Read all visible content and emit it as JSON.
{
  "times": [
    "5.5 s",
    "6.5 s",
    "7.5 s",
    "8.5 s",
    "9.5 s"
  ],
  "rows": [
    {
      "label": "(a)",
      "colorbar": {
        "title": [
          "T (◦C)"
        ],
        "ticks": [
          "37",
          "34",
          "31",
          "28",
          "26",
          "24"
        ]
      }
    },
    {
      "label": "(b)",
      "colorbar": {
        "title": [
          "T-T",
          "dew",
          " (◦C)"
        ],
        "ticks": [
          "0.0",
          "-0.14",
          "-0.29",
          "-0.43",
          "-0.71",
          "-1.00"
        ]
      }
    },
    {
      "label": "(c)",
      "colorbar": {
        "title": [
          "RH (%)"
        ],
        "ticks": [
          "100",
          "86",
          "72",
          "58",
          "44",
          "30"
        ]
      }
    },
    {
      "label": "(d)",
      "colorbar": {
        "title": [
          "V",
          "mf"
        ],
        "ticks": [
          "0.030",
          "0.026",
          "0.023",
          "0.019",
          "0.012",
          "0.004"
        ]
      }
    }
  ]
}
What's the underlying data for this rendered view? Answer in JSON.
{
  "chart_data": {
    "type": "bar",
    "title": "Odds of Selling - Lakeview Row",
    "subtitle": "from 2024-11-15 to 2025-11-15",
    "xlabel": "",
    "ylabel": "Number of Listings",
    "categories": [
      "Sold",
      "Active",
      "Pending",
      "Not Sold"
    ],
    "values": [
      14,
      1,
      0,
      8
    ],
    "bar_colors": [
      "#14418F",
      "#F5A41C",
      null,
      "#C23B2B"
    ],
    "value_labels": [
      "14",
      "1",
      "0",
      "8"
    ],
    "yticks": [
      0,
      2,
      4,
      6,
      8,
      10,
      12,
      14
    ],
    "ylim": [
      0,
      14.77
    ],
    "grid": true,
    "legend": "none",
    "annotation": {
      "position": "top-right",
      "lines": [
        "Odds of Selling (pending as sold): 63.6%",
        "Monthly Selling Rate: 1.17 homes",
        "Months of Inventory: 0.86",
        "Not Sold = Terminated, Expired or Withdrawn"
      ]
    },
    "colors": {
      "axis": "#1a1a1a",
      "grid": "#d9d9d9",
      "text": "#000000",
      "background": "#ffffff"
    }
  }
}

══════════════════════════════

● Problem statement: Set down all of the records shown above once more, exactly.

● Worked answer:
Read all visible content and emit it as JSON.
{
  "times": [
    "5.5 s",
    "6.5 s",
    "7.5 s",
    "8.5 s",
    "9.5 s"
  ],
  "rows": [
    {
      "label": "(a)",
      "colorbar": {
        "title": [
          "T (◦C)"
        ],
        "ticks": [
          "37",
          "34",
          "31",
          "28",
          "26",
          "24"
        ]
      }
    },
    {
      "label": "(b)",
      "colorbar": {
        "title": [
          "T-T",
          "dew",
          " (◦C)"
        ],
        "ticks": [
          "0.0",
          "-0.14",
          "-0.29",
          "-0.43",
          "-0.71",
          "-1.00"
        ]
      }
    },
    {
      "label": "(c)",
      "colorbar": {
        "title": [
          "RH (%)"
        ],
        "ticks": [
          "100",
          "86",
          "72",
          "58",
          "44",
          "30"
        ]
      }
    },
    {
      "label": "(d)",
      "colorbar": {
        "title": [
          "V",
          "mf"
        ],
        "ticks": [
          "0.030",
          "0.026",
          "0.023",
          "0.019",
          "0.012",
          "0.004"
        ]
      }
    }
  ]
}
What's the underlying data for this rendered view? Answer in JSON.
{
  "chart_data": {
    "type": "bar",
    "title": "Odds of Selling - Lakeview Row",
    "subtitle": "from 2024-11-15 to 2025-11-15",
    "xlabel": "",
    "ylabel": "Number of Listings",
    "categories": [
      "Sold",
      "Active",
      "Pending",
      "Not Sold"
    ],
    "values": [
      14,
      1,
      0,
      8
    ],
    "bar_colors": [
      "#14418F",
      "#F5A41C",
      null,
      "#C23B2B"
    ],
    "value_labels": [
      "14",
      "1",
      "0",
      "8"
    ],
    "yticks": [
      0,
      2,
      4,
      6,
      8,
      10,
      12,
      14
    ],
    "ylim": [
      0,
      14.77
    ],
    "grid": true,
    "legend": "none",
    "annotation": {
      "position": "top-right",
      "lines": [
        "Odds of Selling (pending as sold): 63.6%",
        "Monthly Selling Rate: 1.17 homes",
        "Months of Inventory: 0.86",
        "Not Sold = Terminated, Expired or Withdrawn"
      ]
    },
    "colors": {
      "axis": "#1a1a1a",
      "grid": "#d9d9d9",
      "text": "#000000",
      "background": "#ffffff"
    }
  }
}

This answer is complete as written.